## [TASK REQUIREMENTS]
Give only the number of lines that contain the word "this".

## [AVAILABLE RECORDS]
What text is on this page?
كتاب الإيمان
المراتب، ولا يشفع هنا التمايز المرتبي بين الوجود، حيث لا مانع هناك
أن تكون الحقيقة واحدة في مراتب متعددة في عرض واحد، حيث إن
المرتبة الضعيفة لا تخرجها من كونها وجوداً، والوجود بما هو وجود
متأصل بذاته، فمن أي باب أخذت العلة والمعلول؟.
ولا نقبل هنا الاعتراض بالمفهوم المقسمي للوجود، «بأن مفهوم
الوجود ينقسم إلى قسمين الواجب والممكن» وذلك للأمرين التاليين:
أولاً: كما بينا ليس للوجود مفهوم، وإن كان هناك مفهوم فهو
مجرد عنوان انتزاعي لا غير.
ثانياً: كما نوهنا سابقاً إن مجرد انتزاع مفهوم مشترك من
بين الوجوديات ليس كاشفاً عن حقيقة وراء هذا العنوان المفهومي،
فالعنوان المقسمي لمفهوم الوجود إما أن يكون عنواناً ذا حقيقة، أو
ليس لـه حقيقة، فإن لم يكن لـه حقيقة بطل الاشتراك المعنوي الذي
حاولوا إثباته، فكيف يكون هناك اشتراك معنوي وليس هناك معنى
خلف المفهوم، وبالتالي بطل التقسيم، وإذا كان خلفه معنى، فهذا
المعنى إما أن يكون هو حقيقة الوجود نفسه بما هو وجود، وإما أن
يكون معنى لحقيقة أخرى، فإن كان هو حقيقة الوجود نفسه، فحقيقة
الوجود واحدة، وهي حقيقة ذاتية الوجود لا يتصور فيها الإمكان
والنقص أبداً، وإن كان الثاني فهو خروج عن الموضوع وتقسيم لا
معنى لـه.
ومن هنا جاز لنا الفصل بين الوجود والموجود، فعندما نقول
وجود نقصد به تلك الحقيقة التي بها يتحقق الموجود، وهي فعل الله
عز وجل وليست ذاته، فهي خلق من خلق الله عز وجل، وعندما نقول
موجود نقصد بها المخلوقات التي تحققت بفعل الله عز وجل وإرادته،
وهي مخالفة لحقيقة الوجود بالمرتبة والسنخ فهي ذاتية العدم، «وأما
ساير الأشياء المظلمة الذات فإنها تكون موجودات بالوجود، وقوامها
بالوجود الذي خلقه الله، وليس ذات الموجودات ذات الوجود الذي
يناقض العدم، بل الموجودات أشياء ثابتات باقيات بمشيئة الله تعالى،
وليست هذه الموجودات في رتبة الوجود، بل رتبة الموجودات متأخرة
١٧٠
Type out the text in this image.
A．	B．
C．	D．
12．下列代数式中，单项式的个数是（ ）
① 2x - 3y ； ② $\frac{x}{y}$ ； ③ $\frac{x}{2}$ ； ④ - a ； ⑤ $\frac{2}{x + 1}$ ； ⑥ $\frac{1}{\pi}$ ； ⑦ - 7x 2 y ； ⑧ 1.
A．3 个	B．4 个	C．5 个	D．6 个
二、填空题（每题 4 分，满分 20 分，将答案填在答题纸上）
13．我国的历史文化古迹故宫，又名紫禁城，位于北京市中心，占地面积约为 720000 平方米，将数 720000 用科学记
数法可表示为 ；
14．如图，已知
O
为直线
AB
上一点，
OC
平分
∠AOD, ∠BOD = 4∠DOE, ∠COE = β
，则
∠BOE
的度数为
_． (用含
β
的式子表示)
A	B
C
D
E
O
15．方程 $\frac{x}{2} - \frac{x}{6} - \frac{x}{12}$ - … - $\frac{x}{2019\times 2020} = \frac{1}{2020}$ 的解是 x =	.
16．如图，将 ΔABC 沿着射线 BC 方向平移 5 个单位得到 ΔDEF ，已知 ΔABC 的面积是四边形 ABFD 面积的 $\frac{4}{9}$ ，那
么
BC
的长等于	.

## [SOLVED PROBLEM]
2